=== EXCERPTED DATA ===

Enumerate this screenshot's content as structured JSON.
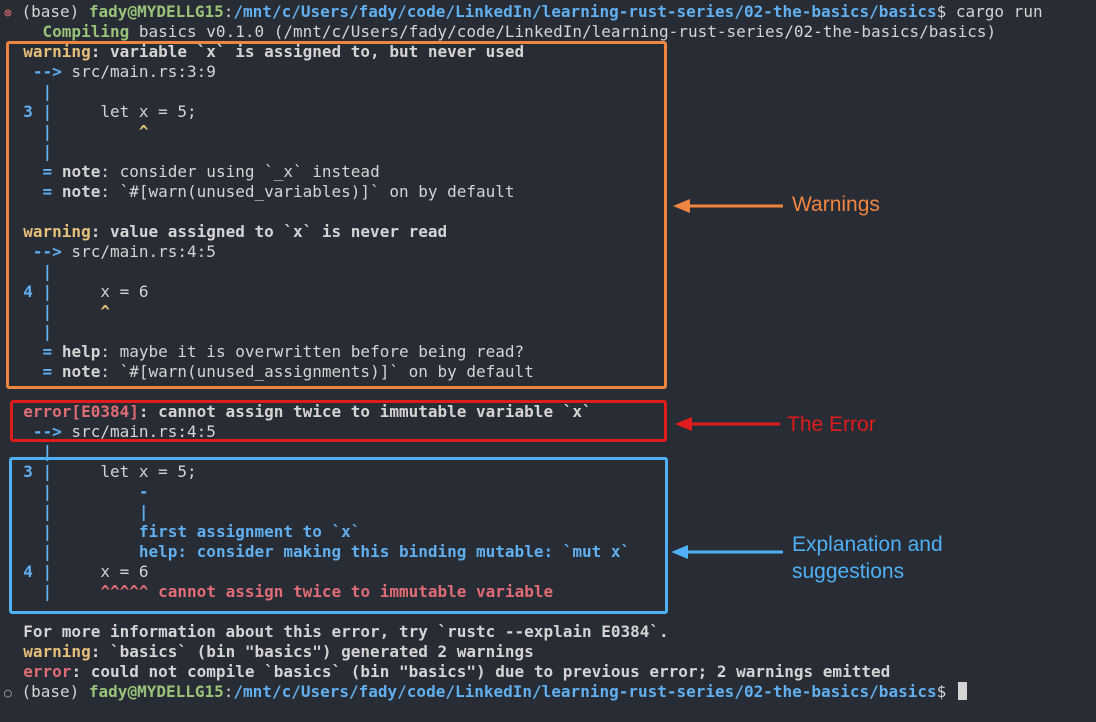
{
  "prompt": {
    "fail_icon": "⊗",
    "ok_icon": "○",
    "env": "(base)",
    "user_host": "fady@MYDELLG15",
    "path": "/mnt/c/Users/fady/code/LinkedIn/learning-rust-series/02-the-basics/basics",
    "symbol": "$",
    "command": " cargo run"
  },
  "compile": {
    "label": "Compiling",
    "rest": " basics v0.1.0 (/mnt/c/Users/fady/code/LinkedIn/learning-rust-series/02-the-basics/basics)"
  },
  "warning1": {
    "label": "warning",
    "message": ": variable `x` is assigned to, but never used",
    "arrow": " -->",
    "location": " src/main.rs:3:9",
    "line_no": "3",
    "code": "let x = 5;",
    "caret": "^",
    "note1_label": "note",
    "note1_text": ": consider using `_x` instead",
    "note2_label": "note",
    "note2_text": ": `#[warn(unused_variables)]` on by default"
  },
  "warning2": {
    "label": "warning",
    "message": ": value assigned to `x` is never read",
    "arrow": " -->",
    "location": " src/main.rs:4:5",
    "line_no": "4",
    "code": "x = 6",
    "caret": "^",
    "help_label": "help",
    "help_text": ": maybe it is overwritten before being read?",
    "note_label": "note",
    "note_text": ": `#[warn(unused_assignments)]` on by default"
  },
  "error": {
    "label": "error[E0384]",
    "message": ": cannot assign twice to immutable variable `x`",
    "arrow": " -->",
    "location": " src/main.rs:4:5",
    "line3_no": "3",
    "line3_code": "let x = 5;",
    "dash": "-",
    "bar": "|",
    "first_assignment": "first assignment to `x`",
    "help": "help: consider making this binding mutable: `mut x`",
    "line4_no": "4",
    "line4_code": "x = 6",
    "carets": "^^^^^",
    "caret_message": " cannot assign twice to immutable variable"
  },
  "footer": {
    "more_info": "For more information about this error, try `rustc --explain E0384`.",
    "summary_warning_label": "warning",
    "summary_warning_text": ": `basics` (bin \"basics\") generated 2 warnings",
    "summary_error_label": "error",
    "summary_error_text": ": could not compile `basics` (bin \"basics\") due to previous error; 2 warnings emitted"
  },
  "gutter": {
    "pipe": "|",
    "eq": "="
  },
  "annotations": {
    "warnings": "Warnings",
    "error": "The Error",
    "explanation_line1": "Explanation and",
    "explanation_line2": "suggestions"
  },
  "colors": {
    "background": "#282c34",
    "warning": "#e5c07b",
    "error": "#e06c75",
    "accent_blue": "#61afef",
    "green": "#98c379",
    "annotation_orange": "#f08441",
    "annotation_red": "#e01b1b",
    "annotation_blue": "#4fb0f5"
  }
}
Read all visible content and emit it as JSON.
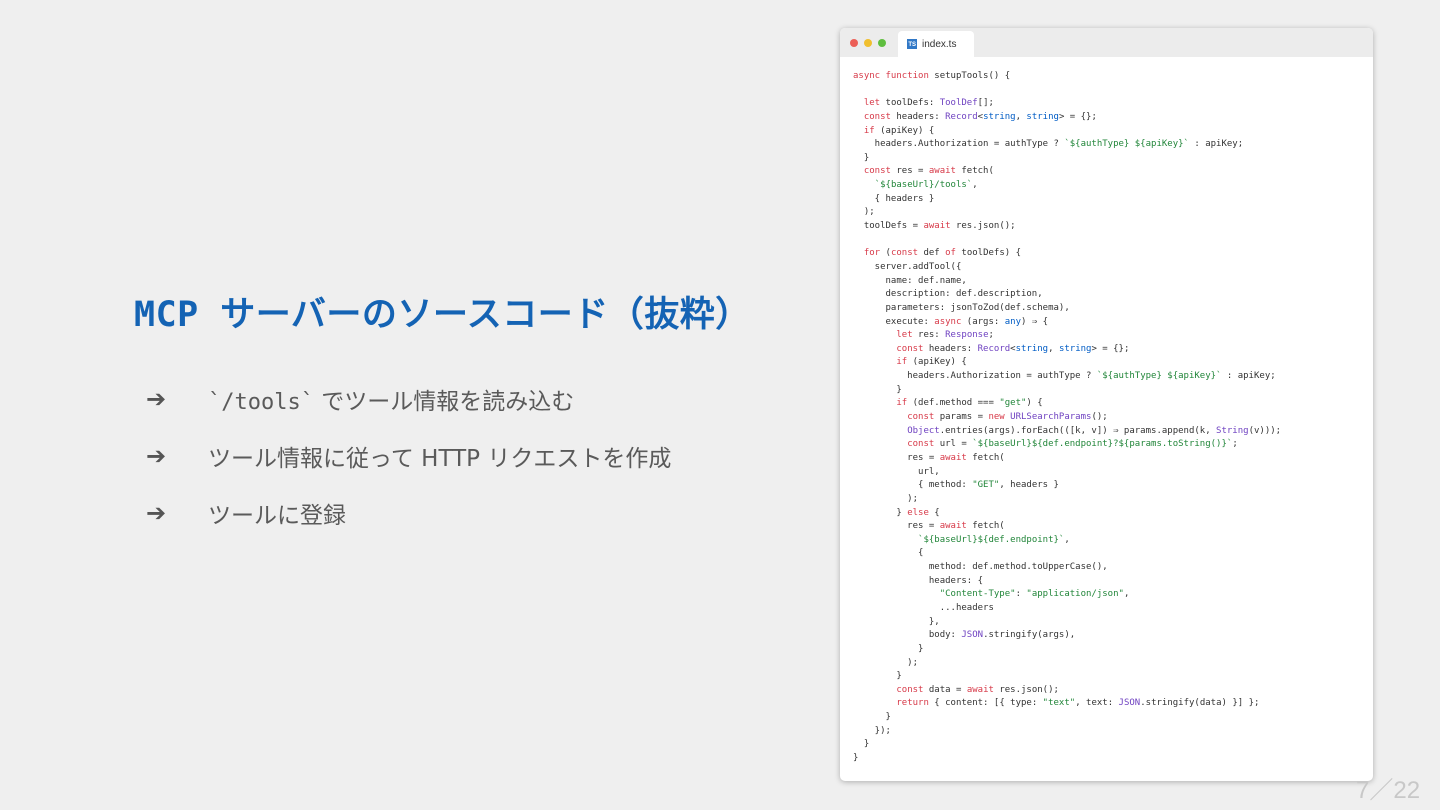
{
  "slide": {
    "title": "MCP サーバーのソースコード（抜粋）",
    "bullets": [
      {
        "arrow": "➔",
        "code": "`/tools`",
        "text": " でツール情報を読み込む"
      },
      {
        "arrow": "➔",
        "code": "",
        "text": "ツール情報に従って HTTP リクエストを作成"
      },
      {
        "arrow": "➔",
        "code": "",
        "text": "ツールに登録"
      }
    ],
    "page_number": "7／22"
  },
  "editor": {
    "tab_name": "index.ts",
    "tab_icon": "typescript-icon",
    "code_lines": [
      "async function setupTools() {",
      "",
      "  let toolDefs: ToolDef[];",
      "  const headers: Record<string, string> = {};",
      "  if (apiKey) {",
      "    headers.Authorization = authType ? `${authType} ${apiKey}` : apiKey;",
      "  }",
      "  const res = await fetch(",
      "    `${baseUrl}/tools`,",
      "    { headers }",
      "  );",
      "  toolDefs = await res.json();",
      "",
      "  for (const def of toolDefs) {",
      "    server.addTool({",
      "      name: def.name,",
      "      description: def.description,",
      "      parameters: jsonToZod(def.schema),",
      "      execute: async (args: any) ⇒ {",
      "        let res: Response;",
      "        const headers: Record<string, string> = {};",
      "        if (apiKey) {",
      "          headers.Authorization = authType ? `${authType} ${apiKey}` : apiKey;",
      "        }",
      "        if (def.method === \"get\") {",
      "          const params = new URLSearchParams();",
      "          Object.entries(args).forEach(([k, v]) ⇒ params.append(k, String(v)));",
      "          const url = `${baseUrl}${def.endpoint}?${params.toString()}`;",
      "          res = await fetch(",
      "            url,",
      "            { method: \"GET\", headers }",
      "          );",
      "        } else {",
      "          res = await fetch(",
      "            `${baseUrl}${def.endpoint}`,",
      "            {",
      "              method: def.method.toUpperCase(),",
      "              headers: {",
      "                \"Content-Type\": \"application/json\",",
      "                ...headers",
      "              },",
      "              body: JSON.stringify(args),",
      "            }",
      "          );",
      "        }",
      "        const data = await res.json();",
      "        return { content: [{ type: \"text\", text: JSON.stringify(data) }] };",
      "      }",
      "    });",
      "  }",
      "}"
    ]
  },
  "colors": {
    "title": "#1463b4",
    "keyword": "#d73a49",
    "function": "#6f42c1",
    "property": "#005cc5",
    "string": "#22863a"
  }
}
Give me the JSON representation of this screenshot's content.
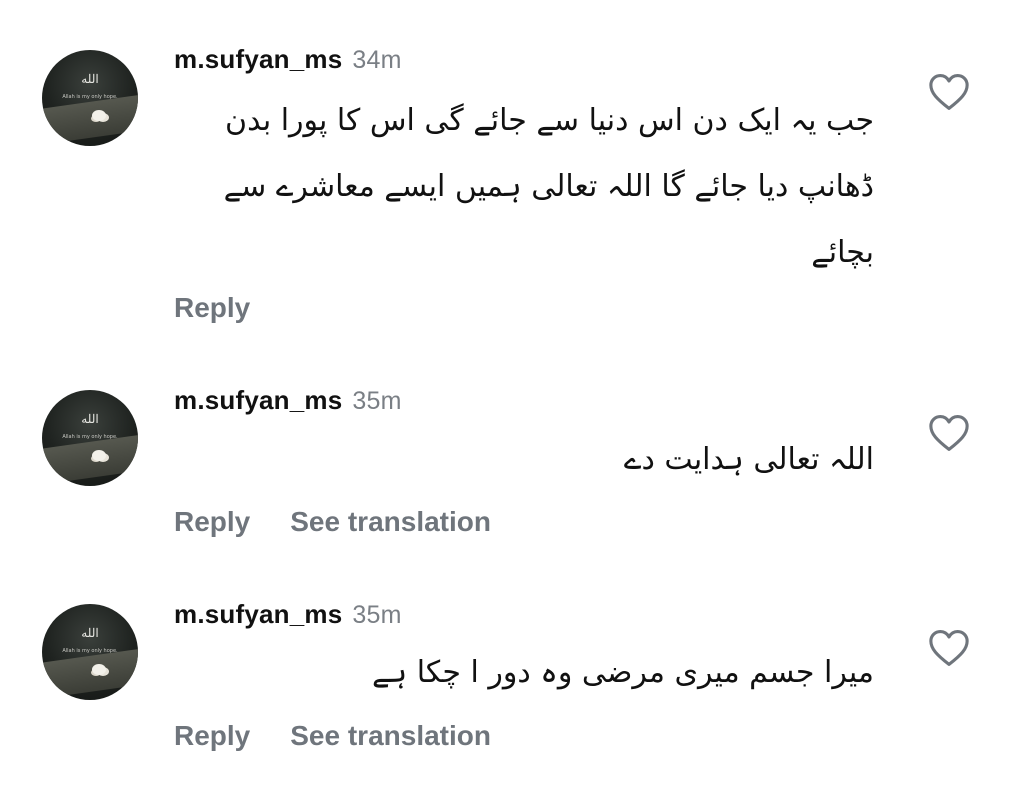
{
  "comments": [
    {
      "username": "m.sufyan_ms",
      "time": "34m",
      "text": "جب یہ ایک دن اس دنیا سے جائے گی اس کا پورا بدن ڈھانپ دیا جائے گا اللہ تعالی ہمیں ایسے معاشرے سے بچائے",
      "reply_label": "Reply",
      "translation_label": ""
    },
    {
      "username": "m.sufyan_ms",
      "time": "35m",
      "text": "اللہ تعالی ہدایت دے",
      "reply_label": "Reply",
      "translation_label": "See translation"
    },
    {
      "username": "m.sufyan_ms",
      "time": "35m",
      "text": "میرا جسم میری مرضی وہ دور ا چکا ہے",
      "reply_label": "Reply",
      "translation_label": "See translation"
    }
  ],
  "avatar": {
    "calligraphy": "الله",
    "tagline": "Allah is my only hope."
  },
  "icons": {
    "like": "heart-outline-icon"
  },
  "colors": {
    "text": "#111111",
    "muted": "#6f757c",
    "timestamp": "#7a7f85",
    "background": "#ffffff"
  }
}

===

### GOAL
Nothing in the entries should change as you copy them, except that the pictures are left out.

### SOLUTION FOR THIS TASK
Enumerate this screenshot's content as structured JSON.
{
  "prompt": {
    "fail_icon": "⊗",
    "ok_icon": "○",
    "env": "(base)",
    "user_host": "fady@MYDELLG15",
    "path": "/mnt/c/Users/fady/code/LinkedIn/learning-rust-series/02-the-basics/basics",
    "symbol": "$",
    "command": " cargo run"
  },
  "compile": {
    "label": "Compiling",
    "rest": " basics v0.1.0 (/mnt/c/Users/fady/code/LinkedIn/learning-rust-series/02-the-basics/basics)"
  },
  "warning1": {
    "label": "warning",
    "message": ": variable `x` is assigned to, but never used",
    "arrow": " -->",
    "location": " src/main.rs:3:9",
    "line_no": "3",
    "code": "let x = 5;",
    "caret": "^",
    "note1_label": "note",
    "note1_text": ": consider using `_x` instead",
    "note2_label": "note",
    "note2_text": ": `#[warn(unused_variables)]` on by default"
  },
  "warning2": {
    "label": "warning",
    "message": ": value assigned to `x` is never read",
    "arrow": " -->",
    "location": " src/main.rs:4:5",
    "line_no": "4",
    "code": "x = 6",
    "caret": "^",
    "help_label": "help",
    "help_text": ": maybe it is overwritten before being read?",
    "note_label": "note",
    "note_text": ": `#[warn(unused_assignments)]` on by default"
  },
  "error": {
    "label": "error[E0384]",
    "message": ": cannot assign twice to immutable variable `x`",
    "arrow": " -->",
    "location": " src/main.rs:4:5",
    "line3_no": "3",
    "line3_code": "let x = 5;",
    "dash": "-",
    "bar": "|",
    "first_assignment": "first assignment to `x`",
    "help": "help: consider making this binding mutable: `mut x`",
    "line4_no": "4",
    "line4_code": "x = 6",
    "carets": "^^^^^",
    "caret_message": " cannot assign twice to immutable variable"
  },
  "footer": {
    "more_info": "For more information about this error, try `rustc --explain E0384`.",
    "summary_warning_label": "warning",
    "summary_warning_text": ": `basics` (bin \"basics\") generated 2 warnings",
    "summary_error_label": "error",
    "summary_error_text": ": could not compile `basics` (bin \"basics\") due to previous error; 2 warnings emitted"
  },
  "gutter": {
    "pipe": "|",
    "eq": "="
  },
  "annotations": {
    "warnings": "Warnings",
    "error": "The Error",
    "explanation_line1": "Explanation and",
    "explanation_line2": "suggestions"
  },
  "colors": {
    "background": "#282c34",
    "warning": "#e5c07b",
    "error": "#e06c75",
    "accent_blue": "#61afef",
    "green": "#98c379",
    "annotation_orange": "#f08441",
    "annotation_red": "#e01b1b",
    "annotation_blue": "#4fb0f5"
  }
}
Read all visible content and emit it as JSON.
{
  "slide": {
    "title": "MCP サーバーのソースコード（抜粋）",
    "bullets": [
      {
        "arrow": "➔",
        "code": "`/tools`",
        "text": " でツール情報を読み込む"
      },
      {
        "arrow": "➔",
        "code": "",
        "text": "ツール情報に従って HTTP リクエストを作成"
      },
      {
        "arrow": "➔",
        "code": "",
        "text": "ツールに登録"
      }
    ],
    "page_number": "7／22"
  },
  "editor": {
    "tab_name": "index.ts",
    "tab_icon": "typescript-icon",
    "code_lines": [
      "async function setupTools() {",
      "",
      "  let toolDefs: ToolDef[];",
      "  const headers: Record<string, string> = {};",
      "  if (apiKey) {",
      "    headers.Authorization = authType ? `${authType} ${apiKey}` : apiKey;",
      "  }",
      "  const res = await fetch(",
      "    `${baseUrl}/tools`,",
      "    { headers }",
      "  );",
      "  toolDefs = await res.json();",
      "",
      "  for (const def of toolDefs) {",
      "    server.addTool({",
      "      name: def.name,",
      "      description: def.description,",
      "      parameters: jsonToZod(def.schema),",
      "      execute: async (args: any) ⇒ {",
      "        let res: Response;",
      "        const headers: Record<string, string> = {};",
      "        if (apiKey) {",
      "          headers.Authorization = authType ? `${authType} ${apiKey}` : apiKey;",
      "        }",
      "        if (def.method === \"get\") {",
      "          const params = new URLSearchParams();",
      "          Object.entries(args).forEach(([k, v]) ⇒ params.append(k, String(v)));",
      "          const url = `${baseUrl}${def.endpoint}?${params.toString()}`;",
      "          res = await fetch(",
      "            url,",
      "            { method: \"GET\", headers }",
      "          );",
      "        } else {",
      "          res = await fetch(",
      "            `${baseUrl}${def.endpoint}`,",
      "            {",
      "              method: def.method.toUpperCase(),",
      "              headers: {",
      "                \"Content-Type\": \"application/json\",",
      "                ...headers",
      "              },",
      "              body: JSON.stringify(args),",
      "            }",
      "          );",
      "        }",
      "        const data = await res.json();",
      "        return { content: [{ type: \"text\", text: JSON.stringify(data) }] };",
      "      }",
      "    });",
      "  }",
      "}"
    ]
  },
  "colors": {
    "title": "#1463b4",
    "keyword": "#d73a49",
    "function": "#6f42c1",
    "property": "#005cc5",
    "string": "#22863a"
  }
}
Give me the JSON representation of this screenshot's content.
{
  "comments": [
    {
      "username": "m.sufyan_ms",
      "time": "34m",
      "text": "جب یہ ایک دن اس دنیا سے جائے گی اس کا پورا بدن ڈھانپ دیا جائے گا اللہ تعالی ہمیں ایسے معاشرے سے بچائے",
      "reply_label": "Reply",
      "translation_label": ""
    },
    {
      "username": "m.sufyan_ms",
      "time": "35m",
      "text": "اللہ تعالی ہدایت دے",
      "reply_label": "Reply",
      "translation_label": "See translation"
    },
    {
      "username": "m.sufyan_ms",
      "time": "35m",
      "text": "میرا جسم میری مرضی وہ دور ا چکا ہے",
      "reply_label": "Reply",
      "translation_label": "See translation"
    }
  ],
  "avatar": {
    "calligraphy": "الله",
    "tagline": "Allah is my only hope."
  },
  "icons": {
    "like": "heart-outline-icon"
  },
  "colors": {
    "text": "#111111",
    "muted": "#6f757c",
    "timestamp": "#7a7f85",
    "background": "#ffffff"
  }
}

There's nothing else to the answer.